Each line of the material below should be reproduced exactly.

================================

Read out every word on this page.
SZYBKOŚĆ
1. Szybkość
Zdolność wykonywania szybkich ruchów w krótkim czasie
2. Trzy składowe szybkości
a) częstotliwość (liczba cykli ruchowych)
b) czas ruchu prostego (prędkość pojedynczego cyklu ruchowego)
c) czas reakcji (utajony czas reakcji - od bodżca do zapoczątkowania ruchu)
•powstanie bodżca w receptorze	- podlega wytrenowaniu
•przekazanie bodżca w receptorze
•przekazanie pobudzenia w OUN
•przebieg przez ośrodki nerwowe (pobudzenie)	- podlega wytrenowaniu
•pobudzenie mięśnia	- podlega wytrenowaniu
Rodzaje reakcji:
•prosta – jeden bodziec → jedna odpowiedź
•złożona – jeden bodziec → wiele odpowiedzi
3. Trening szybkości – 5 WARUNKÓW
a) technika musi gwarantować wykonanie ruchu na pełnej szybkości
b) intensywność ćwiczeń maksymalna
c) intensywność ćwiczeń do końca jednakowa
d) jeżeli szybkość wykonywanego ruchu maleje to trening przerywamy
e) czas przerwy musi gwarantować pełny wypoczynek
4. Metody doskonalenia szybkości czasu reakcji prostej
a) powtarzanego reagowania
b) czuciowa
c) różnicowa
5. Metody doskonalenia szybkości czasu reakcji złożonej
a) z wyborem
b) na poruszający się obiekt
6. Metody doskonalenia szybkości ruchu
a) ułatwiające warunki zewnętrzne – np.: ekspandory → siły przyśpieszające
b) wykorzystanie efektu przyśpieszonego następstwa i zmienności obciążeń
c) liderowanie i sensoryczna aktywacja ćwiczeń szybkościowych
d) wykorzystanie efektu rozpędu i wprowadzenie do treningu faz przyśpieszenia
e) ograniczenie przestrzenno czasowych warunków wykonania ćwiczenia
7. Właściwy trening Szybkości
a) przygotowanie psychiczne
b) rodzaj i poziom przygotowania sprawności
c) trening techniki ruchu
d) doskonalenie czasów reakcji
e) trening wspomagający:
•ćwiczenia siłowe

================================

▸ EXPECTED ANSWER
Read out every word on this page.
SZYBKOŚĆ
1. Szybkość
Zdolność wykonywania szybkich ruchów w krótkim czasie
2. Trzy składowe szybkości
a) częstotliwość (liczba cykli ruchowych)
b) czas ruchu prostego (prędkość pojedynczego cyklu ruchowego)
c) czas reakcji (utajony czas reakcji - od bodżca do zapoczątkowania ruchu)
•powstanie bodżca w receptorze	- podlega wytrenowaniu
•przekazanie bodżca w receptorze
•przekazanie pobudzenia w OUN
•przebieg przez ośrodki nerwowe (pobudzenie)	- podlega wytrenowaniu
•pobudzenie mięśnia	- podlega wytrenowaniu
Rodzaje reakcji:
•prosta – jeden bodziec → jedna odpowiedź
•złożona – jeden bodziec → wiele odpowiedzi
3. Trening szybkości – 5 WARUNKÓW
a) technika musi gwarantować wykonanie ruchu na pełnej szybkości
b) intensywność ćwiczeń maksymalna
c) intensywność ćwiczeń do końca jednakowa
d) jeżeli szybkość wykonywanego ruchu maleje to trening przerywamy
e) czas przerwy musi gwarantować pełny wypoczynek
4. Metody doskonalenia szybkości czasu reakcji prostej
a) powtarzanego reagowania
b) czuciowa
c) różnicowa
5. Metody doskonalenia szybkości czasu reakcji złożonej
a) z wyborem
b) na poruszający się obiekt
6. Metody doskonalenia szybkości ruchu
a) ułatwiające warunki zewnętrzne – np.: ekspandory → siły przyśpieszające
b) wykorzystanie efektu przyśpieszonego następstwa i zmienności obciążeń
c) liderowanie i sensoryczna aktywacja ćwiczeń szybkościowych
d) wykorzystanie efektu rozpędu i wprowadzenie do treningu faz przyśpieszenia
e) ograniczenie przestrzenno czasowych warunków wykonania ćwiczenia
7. Właściwy trening Szybkości
a) przygotowanie psychiczne
b) rodzaj i poziom przygotowania sprawności
c) trening techniki ruchu
d) doskonalenie czasów reakcji
e) trening wspomagający:
•ćwiczenia siłowe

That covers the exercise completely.